EXERCISE INSTRUCTIONS:
Leaving out the pictures, transcribe all of the records faithfully.

RECORD SET:
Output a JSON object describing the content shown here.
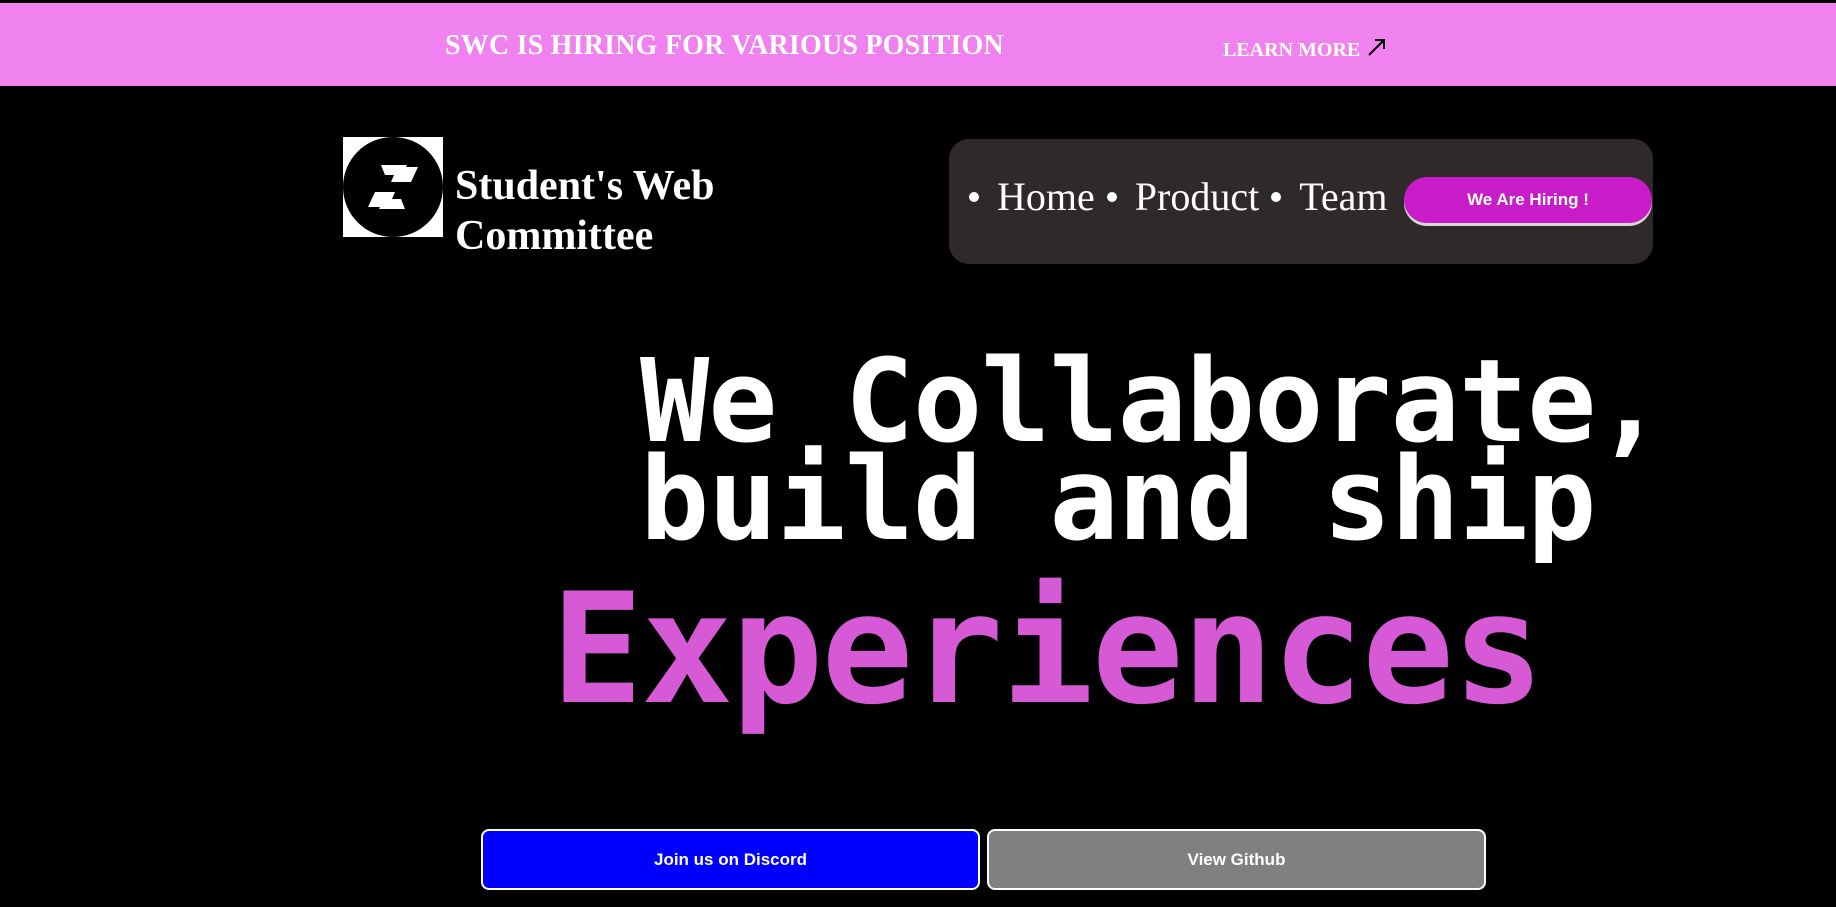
{
  "banner": {
    "title": "SWC IS HIRING FOR VARIOUS POSITION",
    "link_label": "LEARN MORE",
    "link_icon": "arrow-up-right-icon",
    "background": "#ef82ef"
  },
  "brand": {
    "logo_icon": "swc-logo-icon",
    "name_line1": "Student's Web",
    "name_line2": "Committee"
  },
  "nav": {
    "items": [
      {
        "label": "Home"
      },
      {
        "label": "Product"
      },
      {
        "label": "Team"
      }
    ],
    "cta_label": "We Are Hiring !",
    "cta_color": "#c71cc7"
  },
  "hero": {
    "line1": "We Collaborate,",
    "line2": "build and ship",
    "accent": "Experiences",
    "accent_color": "#d65ad6"
  },
  "actions": {
    "discord_label": "Join us on Discord",
    "discord_color": "#0000ff",
    "github_label": "View Github",
    "github_color": "#808080"
  }
}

EXERCISE ANSWER:
Output a JSON object describing the content shown here.
{
  "banner": {
    "title": "SWC IS HIRING FOR VARIOUS POSITION",
    "link_label": "LEARN MORE",
    "link_icon": "arrow-up-right-icon",
    "background": "#ef82ef"
  },
  "brand": {
    "logo_icon": "swc-logo-icon",
    "name_line1": "Student's Web",
    "name_line2": "Committee"
  },
  "nav": {
    "items": [
      {
        "label": "Home"
      },
      {
        "label": "Product"
      },
      {
        "label": "Team"
      }
    ],
    "cta_label": "We Are Hiring !",
    "cta_color": "#c71cc7"
  },
  "hero": {
    "line1": "We Collaborate,",
    "line2": "build and ship",
    "accent": "Experiences",
    "accent_color": "#d65ad6"
  },
  "actions": {
    "discord_label": "Join us on Discord",
    "discord_color": "#0000ff",
    "github_label": "View Github",
    "github_color": "#808080"
  }
}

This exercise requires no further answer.